#### Testo del compito
Ricopia per intero tutti i record riportati qui sotto, riga per riga, senza cambiare nulla.

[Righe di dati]
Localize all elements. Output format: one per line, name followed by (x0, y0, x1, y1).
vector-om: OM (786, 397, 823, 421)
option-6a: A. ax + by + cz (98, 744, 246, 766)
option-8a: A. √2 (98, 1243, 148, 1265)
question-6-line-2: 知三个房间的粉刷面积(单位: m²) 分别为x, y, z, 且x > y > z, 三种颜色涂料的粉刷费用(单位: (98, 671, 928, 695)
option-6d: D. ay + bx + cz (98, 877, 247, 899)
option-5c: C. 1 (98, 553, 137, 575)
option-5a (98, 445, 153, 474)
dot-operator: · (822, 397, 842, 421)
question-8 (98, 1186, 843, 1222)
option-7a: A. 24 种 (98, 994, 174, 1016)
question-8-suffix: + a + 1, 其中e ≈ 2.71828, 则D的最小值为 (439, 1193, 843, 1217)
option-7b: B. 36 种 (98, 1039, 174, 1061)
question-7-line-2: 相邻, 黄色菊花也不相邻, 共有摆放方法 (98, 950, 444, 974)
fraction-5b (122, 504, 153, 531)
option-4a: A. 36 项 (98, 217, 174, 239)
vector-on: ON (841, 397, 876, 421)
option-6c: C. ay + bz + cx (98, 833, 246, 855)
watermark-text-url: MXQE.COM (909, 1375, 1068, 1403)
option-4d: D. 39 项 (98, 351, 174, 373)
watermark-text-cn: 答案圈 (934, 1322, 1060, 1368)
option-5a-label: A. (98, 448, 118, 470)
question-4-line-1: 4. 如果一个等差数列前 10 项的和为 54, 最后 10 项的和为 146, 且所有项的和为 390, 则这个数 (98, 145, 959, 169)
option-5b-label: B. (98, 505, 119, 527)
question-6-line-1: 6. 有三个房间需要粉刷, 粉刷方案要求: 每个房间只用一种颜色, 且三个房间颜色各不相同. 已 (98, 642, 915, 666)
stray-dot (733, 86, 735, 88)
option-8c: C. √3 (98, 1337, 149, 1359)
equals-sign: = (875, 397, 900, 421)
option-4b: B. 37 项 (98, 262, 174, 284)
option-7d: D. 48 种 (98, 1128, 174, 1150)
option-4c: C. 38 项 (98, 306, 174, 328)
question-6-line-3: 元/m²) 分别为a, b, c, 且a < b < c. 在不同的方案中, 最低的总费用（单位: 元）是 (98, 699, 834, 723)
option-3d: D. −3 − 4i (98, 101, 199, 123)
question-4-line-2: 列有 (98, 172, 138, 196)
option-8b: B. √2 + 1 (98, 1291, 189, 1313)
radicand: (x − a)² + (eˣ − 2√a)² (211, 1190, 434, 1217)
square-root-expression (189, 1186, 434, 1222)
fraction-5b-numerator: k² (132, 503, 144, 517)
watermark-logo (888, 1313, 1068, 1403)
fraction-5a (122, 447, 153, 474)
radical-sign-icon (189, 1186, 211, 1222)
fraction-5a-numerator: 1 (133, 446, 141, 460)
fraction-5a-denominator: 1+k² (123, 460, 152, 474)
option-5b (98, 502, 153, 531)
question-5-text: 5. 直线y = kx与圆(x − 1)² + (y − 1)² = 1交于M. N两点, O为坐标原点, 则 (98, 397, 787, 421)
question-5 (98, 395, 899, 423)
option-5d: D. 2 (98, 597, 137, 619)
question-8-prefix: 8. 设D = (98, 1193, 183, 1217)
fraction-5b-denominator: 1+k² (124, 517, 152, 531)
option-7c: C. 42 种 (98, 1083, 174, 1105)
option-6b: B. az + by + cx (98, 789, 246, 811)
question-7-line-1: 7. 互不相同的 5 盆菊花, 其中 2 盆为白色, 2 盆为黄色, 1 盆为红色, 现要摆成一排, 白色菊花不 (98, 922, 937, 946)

#### Risultato del compito
Localize all elements. Output format: one per line, name followed by (x0, y0, x1, y1).
vector-om: OM (786, 397, 823, 421)
option-6a: A. ax + by + cz (98, 744, 246, 766)
option-8a: A. √2 (98, 1243, 148, 1265)
question-6-line-2: 知三个房间的粉刷面积(单位: m²) 分别为x, y, z, 且x > y > z, 三种颜色涂料的粉刷费用(单位: (98, 671, 928, 695)
option-6d: D. ay + bx + cz (98, 877, 247, 899)
option-5c: C. 1 (98, 553, 137, 575)
option-5a (98, 445, 153, 474)
dot-operator: · (822, 397, 842, 421)
question-8 (98, 1186, 843, 1222)
option-7a: A. 24 种 (98, 994, 174, 1016)
question-8-suffix: + a + 1, 其中e ≈ 2.71828, 则D的最小值为 (439, 1193, 843, 1217)
option-7b: B. 36 种 (98, 1039, 174, 1061)
question-7-line-2: 相邻, 黄色菊花也不相邻, 共有摆放方法 (98, 950, 444, 974)
fraction-5b (122, 504, 153, 531)
option-4a: A. 36 项 (98, 217, 174, 239)
vector-on: ON (841, 397, 876, 421)
option-6c: C. ay + bz + cx (98, 833, 246, 855)
watermark-text-url: MXQE.COM (909, 1375, 1068, 1403)
option-4d: D. 39 项 (98, 351, 174, 373)
watermark-text-cn: 答案圈 (934, 1322, 1060, 1368)
option-5a-label: A. (98, 448, 118, 470)
question-4-line-1: 4. 如果一个等差数列前 10 项的和为 54, 最后 10 项的和为 146, 且所有项的和为 390, 则这个数 (98, 145, 959, 169)
option-5b-label: B. (98, 505, 119, 527)
question-6-line-1: 6. 有三个房间需要粉刷, 粉刷方案要求: 每个房间只用一种颜色, 且三个房间颜色各不相同. 已 (98, 642, 915, 666)
stray-dot (733, 86, 735, 88)
option-8c: C. √3 (98, 1337, 149, 1359)
equals-sign: = (875, 397, 900, 421)
option-4b: B. 37 项 (98, 262, 174, 284)
option-7d: D. 48 种 (98, 1128, 174, 1150)
option-4c: C. 38 项 (98, 306, 174, 328)
question-6-line-3: 元/m²) 分别为a, b, c, 且a < b < c. 在不同的方案中, 最低的总费用（单位: 元）是 (98, 699, 834, 723)
option-3d: D. −3 − 4i (98, 101, 199, 123)
question-4-line-2: 列有 (98, 172, 138, 196)
option-8b: B. √2 + 1 (98, 1291, 189, 1313)
radicand: (x − a)² + (eˣ − 2√a)² (211, 1190, 434, 1217)
square-root-expression (189, 1186, 434, 1222)
fraction-5b-numerator: k² (132, 503, 144, 517)
watermark-logo (888, 1313, 1068, 1403)
fraction-5a (122, 447, 153, 474)
radical-sign-icon (189, 1186, 211, 1222)
fraction-5a-numerator: 1 (133, 446, 141, 460)
fraction-5a-denominator: 1+k² (123, 460, 152, 474)
option-5b (98, 502, 153, 531)
question-5-text: 5. 直线y = kx与圆(x − 1)² + (y − 1)² = 1交于M. N两点, O为坐标原点, 则 (98, 397, 787, 421)
question-5 (98, 395, 899, 423)
option-5d: D. 2 (98, 597, 137, 619)
question-8-prefix: 8. 设D = (98, 1193, 183, 1217)
fraction-5b-denominator: 1+k² (124, 517, 152, 531)
option-7c: C. 42 种 (98, 1083, 174, 1105)
option-6b: B. az + by + cx (98, 789, 246, 811)
question-7-line-1: 7. 互不相同的 5 盆菊花, 其中 2 盆为白色, 2 盆为黄色, 1 盆为红色, 现要摆成一排, 白色菊花不 (98, 922, 937, 946)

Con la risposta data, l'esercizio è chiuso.